[What is expected]
Write out, precisely and in full, each line of the material.

[Recorded data]
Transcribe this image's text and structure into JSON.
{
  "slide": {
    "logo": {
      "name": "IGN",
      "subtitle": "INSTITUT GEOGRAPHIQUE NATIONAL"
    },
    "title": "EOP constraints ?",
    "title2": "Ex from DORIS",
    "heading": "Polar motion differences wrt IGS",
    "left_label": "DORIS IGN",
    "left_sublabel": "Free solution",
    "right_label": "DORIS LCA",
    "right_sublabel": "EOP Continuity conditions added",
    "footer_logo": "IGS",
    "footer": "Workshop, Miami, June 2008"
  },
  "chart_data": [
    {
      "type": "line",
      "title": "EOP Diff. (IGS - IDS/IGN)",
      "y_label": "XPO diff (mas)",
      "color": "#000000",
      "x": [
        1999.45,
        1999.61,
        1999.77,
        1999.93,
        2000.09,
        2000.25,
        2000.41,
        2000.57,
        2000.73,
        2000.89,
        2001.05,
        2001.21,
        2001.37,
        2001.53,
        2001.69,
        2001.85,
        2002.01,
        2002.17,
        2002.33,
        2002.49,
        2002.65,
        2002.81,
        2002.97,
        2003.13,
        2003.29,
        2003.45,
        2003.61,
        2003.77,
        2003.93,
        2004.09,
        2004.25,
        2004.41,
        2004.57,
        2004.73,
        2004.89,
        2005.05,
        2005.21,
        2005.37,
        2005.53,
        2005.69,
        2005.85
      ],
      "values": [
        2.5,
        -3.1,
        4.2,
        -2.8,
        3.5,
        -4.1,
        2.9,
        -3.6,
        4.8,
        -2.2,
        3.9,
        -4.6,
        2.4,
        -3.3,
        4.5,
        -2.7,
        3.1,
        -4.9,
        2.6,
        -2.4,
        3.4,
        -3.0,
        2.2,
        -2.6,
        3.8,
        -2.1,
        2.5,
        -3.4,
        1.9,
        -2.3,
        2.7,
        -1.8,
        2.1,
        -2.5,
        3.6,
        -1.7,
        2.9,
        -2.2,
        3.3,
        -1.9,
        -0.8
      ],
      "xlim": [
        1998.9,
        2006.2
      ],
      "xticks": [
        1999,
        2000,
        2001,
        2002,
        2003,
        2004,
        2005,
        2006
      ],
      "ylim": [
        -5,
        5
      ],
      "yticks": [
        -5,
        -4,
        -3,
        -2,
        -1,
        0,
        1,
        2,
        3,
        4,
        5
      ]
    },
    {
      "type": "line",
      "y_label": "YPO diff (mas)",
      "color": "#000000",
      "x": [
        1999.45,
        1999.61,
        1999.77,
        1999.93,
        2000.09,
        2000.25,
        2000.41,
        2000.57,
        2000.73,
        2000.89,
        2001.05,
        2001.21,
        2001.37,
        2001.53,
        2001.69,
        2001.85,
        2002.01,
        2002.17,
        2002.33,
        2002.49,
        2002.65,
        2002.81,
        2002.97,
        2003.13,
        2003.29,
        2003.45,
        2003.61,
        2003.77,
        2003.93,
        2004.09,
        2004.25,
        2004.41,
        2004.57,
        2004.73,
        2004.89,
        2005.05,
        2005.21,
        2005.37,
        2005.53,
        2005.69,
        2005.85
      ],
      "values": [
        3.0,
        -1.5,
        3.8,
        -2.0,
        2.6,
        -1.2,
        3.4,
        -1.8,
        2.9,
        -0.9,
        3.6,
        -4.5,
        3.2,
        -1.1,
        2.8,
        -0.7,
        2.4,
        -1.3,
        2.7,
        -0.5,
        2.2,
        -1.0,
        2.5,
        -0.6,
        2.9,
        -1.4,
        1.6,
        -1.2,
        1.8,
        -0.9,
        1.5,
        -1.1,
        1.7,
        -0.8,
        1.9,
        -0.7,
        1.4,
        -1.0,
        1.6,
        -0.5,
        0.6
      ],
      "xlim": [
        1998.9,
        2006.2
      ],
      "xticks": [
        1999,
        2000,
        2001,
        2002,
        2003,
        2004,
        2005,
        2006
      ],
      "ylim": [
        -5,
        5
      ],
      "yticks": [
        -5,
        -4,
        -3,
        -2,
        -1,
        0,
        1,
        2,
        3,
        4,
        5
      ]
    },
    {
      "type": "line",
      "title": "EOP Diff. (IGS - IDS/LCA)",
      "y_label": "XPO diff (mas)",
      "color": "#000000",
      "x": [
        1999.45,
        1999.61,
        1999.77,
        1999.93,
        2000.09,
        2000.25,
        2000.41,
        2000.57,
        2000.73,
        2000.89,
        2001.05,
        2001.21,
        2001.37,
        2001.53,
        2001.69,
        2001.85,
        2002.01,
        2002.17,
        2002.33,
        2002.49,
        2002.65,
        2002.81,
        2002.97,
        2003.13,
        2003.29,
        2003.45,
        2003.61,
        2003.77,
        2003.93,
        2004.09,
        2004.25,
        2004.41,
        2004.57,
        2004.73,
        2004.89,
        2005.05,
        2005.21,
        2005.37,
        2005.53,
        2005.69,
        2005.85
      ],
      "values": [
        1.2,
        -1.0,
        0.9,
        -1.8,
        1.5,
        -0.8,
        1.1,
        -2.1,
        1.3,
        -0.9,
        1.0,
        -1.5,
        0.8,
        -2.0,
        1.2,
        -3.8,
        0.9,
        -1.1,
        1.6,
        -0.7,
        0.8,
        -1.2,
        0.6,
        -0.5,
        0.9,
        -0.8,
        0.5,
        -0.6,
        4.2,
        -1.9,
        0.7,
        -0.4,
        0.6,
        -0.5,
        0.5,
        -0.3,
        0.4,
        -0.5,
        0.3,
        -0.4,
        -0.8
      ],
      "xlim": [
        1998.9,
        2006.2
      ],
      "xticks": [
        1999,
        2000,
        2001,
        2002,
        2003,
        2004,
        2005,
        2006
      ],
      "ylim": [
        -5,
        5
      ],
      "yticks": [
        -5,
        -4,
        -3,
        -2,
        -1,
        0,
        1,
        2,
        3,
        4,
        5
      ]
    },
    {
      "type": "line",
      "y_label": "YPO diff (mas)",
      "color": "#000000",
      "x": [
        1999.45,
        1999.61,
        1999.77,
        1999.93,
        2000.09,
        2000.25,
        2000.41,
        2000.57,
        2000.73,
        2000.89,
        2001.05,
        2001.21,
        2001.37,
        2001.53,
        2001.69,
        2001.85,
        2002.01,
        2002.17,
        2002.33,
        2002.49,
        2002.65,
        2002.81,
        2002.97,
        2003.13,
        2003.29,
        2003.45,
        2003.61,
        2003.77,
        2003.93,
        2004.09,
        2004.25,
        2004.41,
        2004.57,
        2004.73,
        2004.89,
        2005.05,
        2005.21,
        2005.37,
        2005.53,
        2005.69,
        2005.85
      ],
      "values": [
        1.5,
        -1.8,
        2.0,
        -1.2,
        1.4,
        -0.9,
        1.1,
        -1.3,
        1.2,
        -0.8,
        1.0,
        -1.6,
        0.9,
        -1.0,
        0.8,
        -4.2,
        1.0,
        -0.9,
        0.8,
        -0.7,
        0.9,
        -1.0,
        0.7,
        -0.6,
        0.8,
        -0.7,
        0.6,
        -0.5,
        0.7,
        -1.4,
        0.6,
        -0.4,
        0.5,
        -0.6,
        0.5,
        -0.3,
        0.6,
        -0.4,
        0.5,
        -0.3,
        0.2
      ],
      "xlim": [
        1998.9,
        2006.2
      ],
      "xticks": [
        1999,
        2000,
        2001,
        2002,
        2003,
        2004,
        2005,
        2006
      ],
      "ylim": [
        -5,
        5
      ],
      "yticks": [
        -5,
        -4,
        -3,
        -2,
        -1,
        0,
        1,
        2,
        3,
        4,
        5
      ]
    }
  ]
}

[Expected answer]
Transcribe this image's text and structure into JSON.
{
  "slide": {
    "logo": {
      "name": "IGN",
      "subtitle": "INSTITUT GEOGRAPHIQUE NATIONAL"
    },
    "title": "EOP constraints ?",
    "title2": "Ex from DORIS",
    "heading": "Polar motion differences wrt IGS",
    "left_label": "DORIS IGN",
    "left_sublabel": "Free solution",
    "right_label": "DORIS LCA",
    "right_sublabel": "EOP Continuity conditions added",
    "footer_logo": "IGS",
    "footer": "Workshop, Miami, June 2008"
  },
  "chart_data": [
    {
      "type": "line",
      "title": "EOP Diff. (IGS - IDS/IGN)",
      "y_label": "XPO diff (mas)",
      "color": "#000000",
      "x": [
        1999.45,
        1999.61,
        1999.77,
        1999.93,
        2000.09,
        2000.25,
        2000.41,
        2000.57,
        2000.73,
        2000.89,
        2001.05,
        2001.21,
        2001.37,
        2001.53,
        2001.69,
        2001.85,
        2002.01,
        2002.17,
        2002.33,
        2002.49,
        2002.65,
        2002.81,
        2002.97,
        2003.13,
        2003.29,
        2003.45,
        2003.61,
        2003.77,
        2003.93,
        2004.09,
        2004.25,
        2004.41,
        2004.57,
        2004.73,
        2004.89,
        2005.05,
        2005.21,
        2005.37,
        2005.53,
        2005.69,
        2005.85
      ],
      "values": [
        2.5,
        -3.1,
        4.2,
        -2.8,
        3.5,
        -4.1,
        2.9,
        -3.6,
        4.8,
        -2.2,
        3.9,
        -4.6,
        2.4,
        -3.3,
        4.5,
        -2.7,
        3.1,
        -4.9,
        2.6,
        -2.4,
        3.4,
        -3.0,
        2.2,
        -2.6,
        3.8,
        -2.1,
        2.5,
        -3.4,
        1.9,
        -2.3,
        2.7,
        -1.8,
        2.1,
        -2.5,
        3.6,
        -1.7,
        2.9,
        -2.2,
        3.3,
        -1.9,
        -0.8
      ],
      "xlim": [
        1998.9,
        2006.2
      ],
      "xticks": [
        1999,
        2000,
        2001,
        2002,
        2003,
        2004,
        2005,
        2006
      ],
      "ylim": [
        -5,
        5
      ],
      "yticks": [
        -5,
        -4,
        -3,
        -2,
        -1,
        0,
        1,
        2,
        3,
        4,
        5
      ]
    },
    {
      "type": "line",
      "y_label": "YPO diff (mas)",
      "color": "#000000",
      "x": [
        1999.45,
        1999.61,
        1999.77,
        1999.93,
        2000.09,
        2000.25,
        2000.41,
        2000.57,
        2000.73,
        2000.89,
        2001.05,
        2001.21,
        2001.37,
        2001.53,
        2001.69,
        2001.85,
        2002.01,
        2002.17,
        2002.33,
        2002.49,
        2002.65,
        2002.81,
        2002.97,
        2003.13,
        2003.29,
        2003.45,
        2003.61,
        2003.77,
        2003.93,
        2004.09,
        2004.25,
        2004.41,
        2004.57,
        2004.73,
        2004.89,
        2005.05,
        2005.21,
        2005.37,
        2005.53,
        2005.69,
        2005.85
      ],
      "values": [
        3.0,
        -1.5,
        3.8,
        -2.0,
        2.6,
        -1.2,
        3.4,
        -1.8,
        2.9,
        -0.9,
        3.6,
        -4.5,
        3.2,
        -1.1,
        2.8,
        -0.7,
        2.4,
        -1.3,
        2.7,
        -0.5,
        2.2,
        -1.0,
        2.5,
        -0.6,
        2.9,
        -1.4,
        1.6,
        -1.2,
        1.8,
        -0.9,
        1.5,
        -1.1,
        1.7,
        -0.8,
        1.9,
        -0.7,
        1.4,
        -1.0,
        1.6,
        -0.5,
        0.6
      ],
      "xlim": [
        1998.9,
        2006.2
      ],
      "xticks": [
        1999,
        2000,
        2001,
        2002,
        2003,
        2004,
        2005,
        2006
      ],
      "ylim": [
        -5,
        5
      ],
      "yticks": [
        -5,
        -4,
        -3,
        -2,
        -1,
        0,
        1,
        2,
        3,
        4,
        5
      ]
    },
    {
      "type": "line",
      "title": "EOP Diff. (IGS - IDS/LCA)",
      "y_label": "XPO diff (mas)",
      "color": "#000000",
      "x": [
        1999.45,
        1999.61,
        1999.77,
        1999.93,
        2000.09,
        2000.25,
        2000.41,
        2000.57,
        2000.73,
        2000.89,
        2001.05,
        2001.21,
        2001.37,
        2001.53,
        2001.69,
        2001.85,
        2002.01,
        2002.17,
        2002.33,
        2002.49,
        2002.65,
        2002.81,
        2002.97,
        2003.13,
        2003.29,
        2003.45,
        2003.61,
        2003.77,
        2003.93,
        2004.09,
        2004.25,
        2004.41,
        2004.57,
        2004.73,
        2004.89,
        2005.05,
        2005.21,
        2005.37,
        2005.53,
        2005.69,
        2005.85
      ],
      "values": [
        1.2,
        -1.0,
        0.9,
        -1.8,
        1.5,
        -0.8,
        1.1,
        -2.1,
        1.3,
        -0.9,
        1.0,
        -1.5,
        0.8,
        -2.0,
        1.2,
        -3.8,
        0.9,
        -1.1,
        1.6,
        -0.7,
        0.8,
        -1.2,
        0.6,
        -0.5,
        0.9,
        -0.8,
        0.5,
        -0.6,
        4.2,
        -1.9,
        0.7,
        -0.4,
        0.6,
        -0.5,
        0.5,
        -0.3,
        0.4,
        -0.5,
        0.3,
        -0.4,
        -0.8
      ],
      "xlim": [
        1998.9,
        2006.2
      ],
      "xticks": [
        1999,
        2000,
        2001,
        2002,
        2003,
        2004,
        2005,
        2006
      ],
      "ylim": [
        -5,
        5
      ],
      "yticks": [
        -5,
        -4,
        -3,
        -2,
        -1,
        0,
        1,
        2,
        3,
        4,
        5
      ]
    },
    {
      "type": "line",
      "y_label": "YPO diff (mas)",
      "color": "#000000",
      "x": [
        1999.45,
        1999.61,
        1999.77,
        1999.93,
        2000.09,
        2000.25,
        2000.41,
        2000.57,
        2000.73,
        2000.89,
        2001.05,
        2001.21,
        2001.37,
        2001.53,
        2001.69,
        2001.85,
        2002.01,
        2002.17,
        2002.33,
        2002.49,
        2002.65,
        2002.81,
        2002.97,
        2003.13,
        2003.29,
        2003.45,
        2003.61,
        2003.77,
        2003.93,
        2004.09,
        2004.25,
        2004.41,
        2004.57,
        2004.73,
        2004.89,
        2005.05,
        2005.21,
        2005.37,
        2005.53,
        2005.69,
        2005.85
      ],
      "values": [
        1.5,
        -1.8,
        2.0,
        -1.2,
        1.4,
        -0.9,
        1.1,
        -1.3,
        1.2,
        -0.8,
        1.0,
        -1.6,
        0.9,
        -1.0,
        0.8,
        -4.2,
        1.0,
        -0.9,
        0.8,
        -0.7,
        0.9,
        -1.0,
        0.7,
        -0.6,
        0.8,
        -0.7,
        0.6,
        -0.5,
        0.7,
        -1.4,
        0.6,
        -0.4,
        0.5,
        -0.6,
        0.5,
        -0.3,
        0.6,
        -0.4,
        0.5,
        -0.3,
        0.2
      ],
      "xlim": [
        1998.9,
        2006.2
      ],
      "xticks": [
        1999,
        2000,
        2001,
        2002,
        2003,
        2004,
        2005,
        2006
      ],
      "ylim": [
        -5,
        5
      ],
      "yticks": [
        -5,
        -4,
        -3,
        -2,
        -1,
        0,
        1,
        2,
        3,
        4,
        5
      ]
    }
  ]
}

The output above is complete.